[Extracts from a graphics dataset]

>>>

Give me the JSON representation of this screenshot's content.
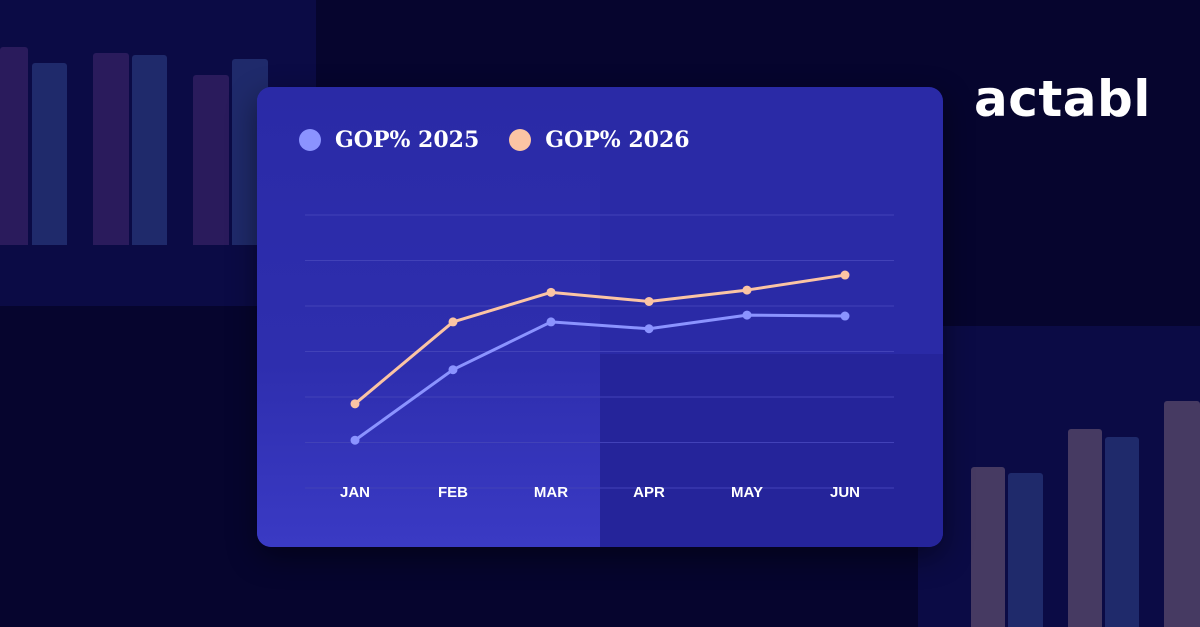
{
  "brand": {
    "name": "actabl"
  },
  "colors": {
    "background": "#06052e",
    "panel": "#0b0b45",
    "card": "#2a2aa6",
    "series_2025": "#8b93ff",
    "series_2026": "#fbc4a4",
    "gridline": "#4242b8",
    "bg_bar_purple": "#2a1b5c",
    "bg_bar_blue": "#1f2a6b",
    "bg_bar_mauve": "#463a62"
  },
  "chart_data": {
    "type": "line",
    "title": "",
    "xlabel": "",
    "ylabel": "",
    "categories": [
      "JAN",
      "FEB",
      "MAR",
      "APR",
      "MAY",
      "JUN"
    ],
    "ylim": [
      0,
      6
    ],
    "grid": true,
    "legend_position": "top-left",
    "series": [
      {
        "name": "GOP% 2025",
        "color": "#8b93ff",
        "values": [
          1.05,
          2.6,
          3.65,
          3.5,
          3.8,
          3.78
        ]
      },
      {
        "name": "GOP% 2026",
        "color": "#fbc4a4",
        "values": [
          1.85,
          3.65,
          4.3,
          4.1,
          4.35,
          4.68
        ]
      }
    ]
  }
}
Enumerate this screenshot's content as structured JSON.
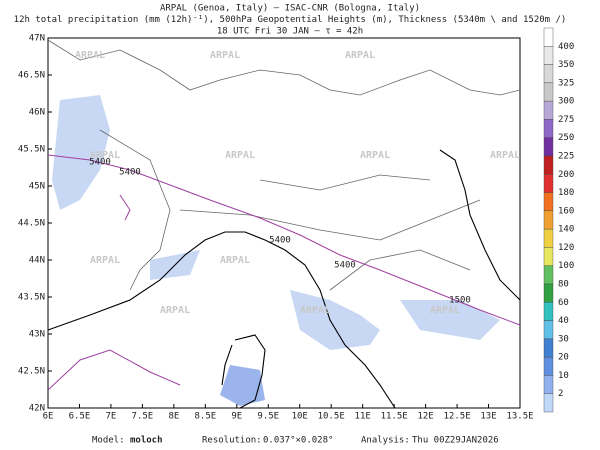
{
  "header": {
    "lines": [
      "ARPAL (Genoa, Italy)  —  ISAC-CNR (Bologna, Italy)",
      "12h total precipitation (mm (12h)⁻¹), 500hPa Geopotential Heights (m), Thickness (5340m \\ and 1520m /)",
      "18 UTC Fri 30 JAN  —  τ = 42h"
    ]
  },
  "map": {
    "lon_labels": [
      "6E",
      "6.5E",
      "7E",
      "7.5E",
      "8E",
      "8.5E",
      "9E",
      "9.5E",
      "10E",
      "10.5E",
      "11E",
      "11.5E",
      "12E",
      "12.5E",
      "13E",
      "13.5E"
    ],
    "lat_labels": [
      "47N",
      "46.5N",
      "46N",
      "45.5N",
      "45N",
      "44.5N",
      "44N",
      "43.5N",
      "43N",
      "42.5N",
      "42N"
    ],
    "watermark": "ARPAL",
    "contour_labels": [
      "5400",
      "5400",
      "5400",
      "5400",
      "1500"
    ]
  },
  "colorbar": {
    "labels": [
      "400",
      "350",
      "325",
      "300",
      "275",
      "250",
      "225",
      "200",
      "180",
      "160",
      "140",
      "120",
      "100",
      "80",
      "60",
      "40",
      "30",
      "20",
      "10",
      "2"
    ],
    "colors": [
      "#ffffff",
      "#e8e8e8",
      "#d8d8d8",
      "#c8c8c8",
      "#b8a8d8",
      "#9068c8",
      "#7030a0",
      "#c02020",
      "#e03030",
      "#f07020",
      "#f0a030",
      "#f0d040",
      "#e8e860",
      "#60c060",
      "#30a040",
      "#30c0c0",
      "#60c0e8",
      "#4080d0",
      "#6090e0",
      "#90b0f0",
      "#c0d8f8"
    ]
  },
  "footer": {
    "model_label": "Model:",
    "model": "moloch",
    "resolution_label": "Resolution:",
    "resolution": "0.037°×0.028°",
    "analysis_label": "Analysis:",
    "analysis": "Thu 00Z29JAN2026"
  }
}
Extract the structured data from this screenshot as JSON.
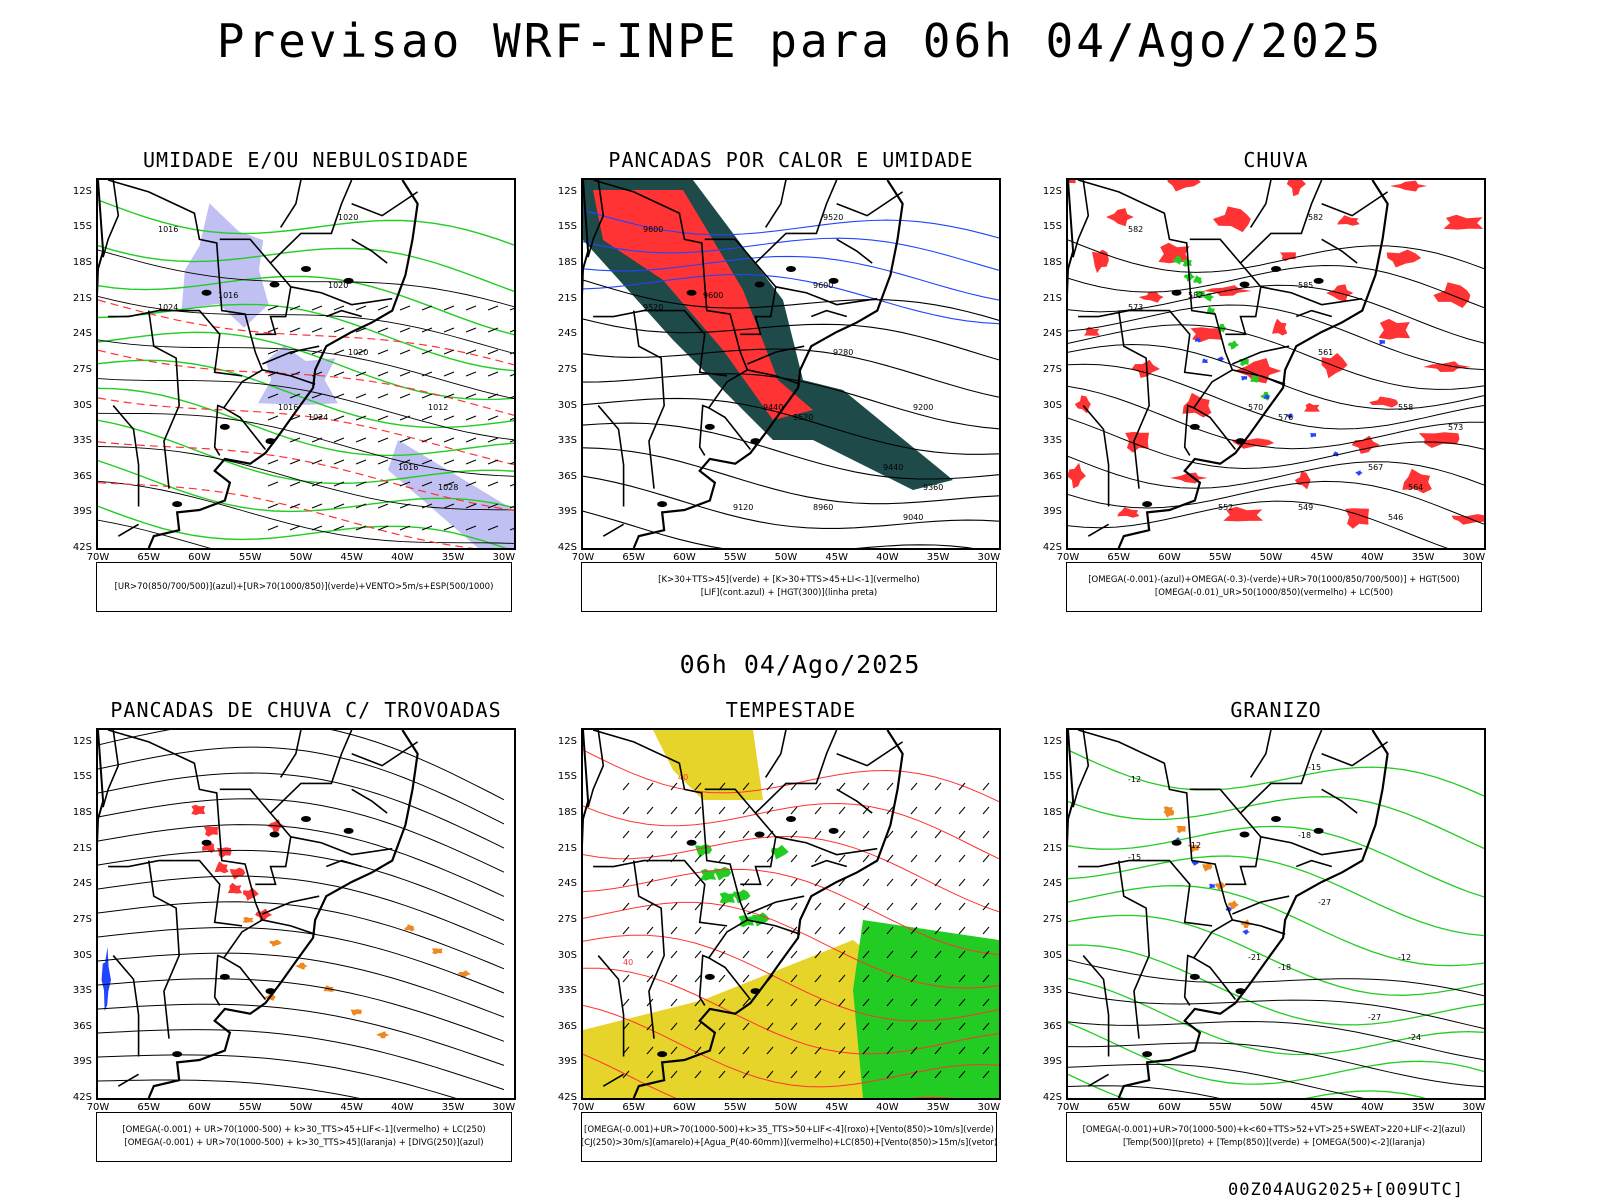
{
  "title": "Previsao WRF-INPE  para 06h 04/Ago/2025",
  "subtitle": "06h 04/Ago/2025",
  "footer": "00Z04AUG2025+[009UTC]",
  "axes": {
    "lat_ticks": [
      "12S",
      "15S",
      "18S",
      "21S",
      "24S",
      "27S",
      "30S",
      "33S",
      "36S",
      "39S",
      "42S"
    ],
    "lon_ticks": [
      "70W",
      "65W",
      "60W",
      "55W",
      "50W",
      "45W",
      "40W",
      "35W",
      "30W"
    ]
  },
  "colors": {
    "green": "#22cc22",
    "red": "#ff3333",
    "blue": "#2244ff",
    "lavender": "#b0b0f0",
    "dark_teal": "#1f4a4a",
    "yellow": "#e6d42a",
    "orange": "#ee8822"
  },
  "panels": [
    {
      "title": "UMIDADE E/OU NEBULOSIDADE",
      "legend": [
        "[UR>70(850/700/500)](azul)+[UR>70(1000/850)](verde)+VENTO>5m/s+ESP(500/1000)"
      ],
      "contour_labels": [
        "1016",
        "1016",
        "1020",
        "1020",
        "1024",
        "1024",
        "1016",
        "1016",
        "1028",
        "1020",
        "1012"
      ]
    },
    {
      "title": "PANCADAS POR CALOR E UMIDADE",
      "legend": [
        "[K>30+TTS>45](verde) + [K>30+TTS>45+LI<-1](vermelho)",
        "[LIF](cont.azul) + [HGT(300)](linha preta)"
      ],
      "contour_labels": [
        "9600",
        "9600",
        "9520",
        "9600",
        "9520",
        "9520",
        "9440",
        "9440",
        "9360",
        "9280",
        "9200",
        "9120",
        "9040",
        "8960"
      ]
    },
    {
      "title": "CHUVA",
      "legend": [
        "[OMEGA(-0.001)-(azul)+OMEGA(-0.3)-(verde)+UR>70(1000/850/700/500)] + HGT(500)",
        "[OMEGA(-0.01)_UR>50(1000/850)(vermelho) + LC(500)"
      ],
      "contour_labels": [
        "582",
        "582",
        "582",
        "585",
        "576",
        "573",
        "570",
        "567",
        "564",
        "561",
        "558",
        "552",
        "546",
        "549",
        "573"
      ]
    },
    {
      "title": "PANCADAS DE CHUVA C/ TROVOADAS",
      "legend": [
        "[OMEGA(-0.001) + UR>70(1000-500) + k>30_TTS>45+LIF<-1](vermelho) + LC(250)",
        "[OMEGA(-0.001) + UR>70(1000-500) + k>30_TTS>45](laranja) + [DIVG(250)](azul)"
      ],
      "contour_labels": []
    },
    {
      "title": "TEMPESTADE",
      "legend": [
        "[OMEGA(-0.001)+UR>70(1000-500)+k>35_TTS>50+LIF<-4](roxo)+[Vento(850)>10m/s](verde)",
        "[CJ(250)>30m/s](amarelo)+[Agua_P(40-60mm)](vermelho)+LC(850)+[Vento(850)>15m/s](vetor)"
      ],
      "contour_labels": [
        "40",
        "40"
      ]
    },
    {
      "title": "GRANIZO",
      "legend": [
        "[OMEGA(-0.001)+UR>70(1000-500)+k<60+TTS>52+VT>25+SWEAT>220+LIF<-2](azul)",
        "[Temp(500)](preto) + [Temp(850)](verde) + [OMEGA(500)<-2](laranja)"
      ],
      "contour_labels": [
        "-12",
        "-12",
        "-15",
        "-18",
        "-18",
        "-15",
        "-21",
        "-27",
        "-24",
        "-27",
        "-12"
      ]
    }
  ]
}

<<<

INSTRUCTION: Reproduce all of the material above word for word. Omit the pictures.

EXPECTED OUTPUT:
Give me the JSON representation of this screenshot's content.
{
  "brand": {
    "name": "actabl"
  },
  "colors": {
    "background": "#06052e",
    "panel": "#0b0b45",
    "card": "#2a2aa6",
    "series_2025": "#8b93ff",
    "series_2026": "#fbc4a4",
    "gridline": "#4242b8",
    "bg_bar_purple": "#2a1b5c",
    "bg_bar_blue": "#1f2a6b",
    "bg_bar_mauve": "#463a62"
  },
  "chart_data": {
    "type": "line",
    "title": "",
    "xlabel": "",
    "ylabel": "",
    "categories": [
      "JAN",
      "FEB",
      "MAR",
      "APR",
      "MAY",
      "JUN"
    ],
    "ylim": [
      0,
      6
    ],
    "grid": true,
    "legend_position": "top-left",
    "series": [
      {
        "name": "GOP% 2025",
        "color": "#8b93ff",
        "values": [
          1.05,
          2.6,
          3.65,
          3.5,
          3.8,
          3.78
        ]
      },
      {
        "name": "GOP% 2026",
        "color": "#fbc4a4",
        "values": [
          1.85,
          3.65,
          4.3,
          4.1,
          4.35,
          4.68
        ]
      }
    ]
  }
}
Enumerate this screenshot's content as structured JSON.
{
  "header": {
    "lines": [
      "ARPAL (Genoa, Italy)  —  ISAC-CNR (Bologna, Italy)",
      "12h total precipitation (mm (12h)⁻¹), 500hPa Geopotential Heights (m), Thickness (5340m \\ and 1520m /)",
      "18 UTC Fri 30 JAN  —  τ = 42h"
    ]
  },
  "map": {
    "lon_labels": [
      "6E",
      "6.5E",
      "7E",
      "7.5E",
      "8E",
      "8.5E",
      "9E",
      "9.5E",
      "10E",
      "10.5E",
      "11E",
      "11.5E",
      "12E",
      "12.5E",
      "13E",
      "13.5E"
    ],
    "lat_labels": [
      "47N",
      "46.5N",
      "46N",
      "45.5N",
      "45N",
      "44.5N",
      "44N",
      "43.5N",
      "43N",
      "42.5N",
      "42N"
    ],
    "watermark": "ARPAL",
    "contour_labels": [
      "5400",
      "5400",
      "5400",
      "5400",
      "1500"
    ]
  },
  "colorbar": {
    "labels": [
      "400",
      "350",
      "325",
      "300",
      "275",
      "250",
      "225",
      "200",
      "180",
      "160",
      "140",
      "120",
      "100",
      "80",
      "60",
      "40",
      "30",
      "20",
      "10",
      "2"
    ],
    "colors": [
      "#ffffff",
      "#e8e8e8",
      "#d8d8d8",
      "#c8c8c8",
      "#b8a8d8",
      "#9068c8",
      "#7030a0",
      "#c02020",
      "#e03030",
      "#f07020",
      "#f0a030",
      "#f0d040",
      "#e8e860",
      "#60c060",
      "#30a040",
      "#30c0c0",
      "#60c0e8",
      "#4080d0",
      "#6090e0",
      "#90b0f0",
      "#c0d8f8"
    ]
  },
  "footer": {
    "model_label": "Model:",
    "model": "moloch",
    "resolution_label": "Resolution:",
    "resolution": "0.037°×0.028°",
    "analysis_label": "Analysis:",
    "analysis": "Thu 00Z29JAN2026"
  }
}
Extract the structured data from this screenshot as JSON.
{
  "title": "Previsao WRF-INPE  para 06h 04/Ago/2025",
  "subtitle": "06h 04/Ago/2025",
  "footer": "00Z04AUG2025+[009UTC]",
  "axes": {
    "lat_ticks": [
      "12S",
      "15S",
      "18S",
      "21S",
      "24S",
      "27S",
      "30S",
      "33S",
      "36S",
      "39S",
      "42S"
    ],
    "lon_ticks": [
      "70W",
      "65W",
      "60W",
      "55W",
      "50W",
      "45W",
      "40W",
      "35W",
      "30W"
    ]
  },
  "colors": {
    "green": "#22cc22",
    "red": "#ff3333",
    "blue": "#2244ff",
    "lavender": "#b0b0f0",
    "dark_teal": "#1f4a4a",
    "yellow": "#e6d42a",
    "orange": "#ee8822"
  },
  "panels": [
    {
      "title": "UMIDADE E/OU NEBULOSIDADE",
      "legend": [
        "[UR>70(850/700/500)](azul)+[UR>70(1000/850)](verde)+VENTO>5m/s+ESP(500/1000)"
      ],
      "contour_labels": [
        "1016",
        "1016",
        "1020",
        "1020",
        "1024",
        "1024",
        "1016",
        "1016",
        "1028",
        "1020",
        "1012"
      ]
    },
    {
      "title": "PANCADAS POR CALOR E UMIDADE",
      "legend": [
        "[K>30+TTS>45](verde) + [K>30+TTS>45+LI<-1](vermelho)",
        "[LIF](cont.azul) + [HGT(300)](linha preta)"
      ],
      "contour_labels": [
        "9600",
        "9600",
        "9520",
        "9600",
        "9520",
        "9520",
        "9440",
        "9440",
        "9360",
        "9280",
        "9200",
        "9120",
        "9040",
        "8960"
      ]
    },
    {
      "title": "CHUVA",
      "legend": [
        "[OMEGA(-0.001)-(azul)+OMEGA(-0.3)-(verde)+UR>70(1000/850/700/500)] + HGT(500)",
        "[OMEGA(-0.01)_UR>50(1000/850)(vermelho) + LC(500)"
      ],
      "contour_labels": [
        "582",
        "582",
        "582",
        "585",
        "576",
        "573",
        "570",
        "567",
        "564",
        "561",
        "558",
        "552",
        "546",
        "549",
        "573"
      ]
    },
    {
      "title": "PANCADAS DE CHUVA C/ TROVOADAS",
      "legend": [
        "[OMEGA(-0.001) + UR>70(1000-500) + k>30_TTS>45+LIF<-1](vermelho) + LC(250)",
        "[OMEGA(-0.001) + UR>70(1000-500) + k>30_TTS>45](laranja) + [DIVG(250)](azul)"
      ],
      "contour_labels": []
    },
    {
      "title": "TEMPESTADE",
      "legend": [
        "[OMEGA(-0.001)+UR>70(1000-500)+k>35_TTS>50+LIF<-4](roxo)+[Vento(850)>10m/s](verde)",
        "[CJ(250)>30m/s](amarelo)+[Agua_P(40-60mm)](vermelho)+LC(850)+[Vento(850)>15m/s](vetor)"
      ],
      "contour_labels": [
        "40",
        "40"
      ]
    },
    {
      "title": "GRANIZO",
      "legend": [
        "[OMEGA(-0.001)+UR>70(1000-500)+k<60+TTS>52+VT>25+SWEAT>220+LIF<-2](azul)",
        "[Temp(500)](preto) + [Temp(850)](verde) + [OMEGA(500)<-2](laranja)"
      ],
      "contour_labels": [
        "-12",
        "-12",
        "-15",
        "-18",
        "-18",
        "-15",
        "-21",
        "-27",
        "-24",
        "-27",
        "-12"
      ]
    }
  ]
}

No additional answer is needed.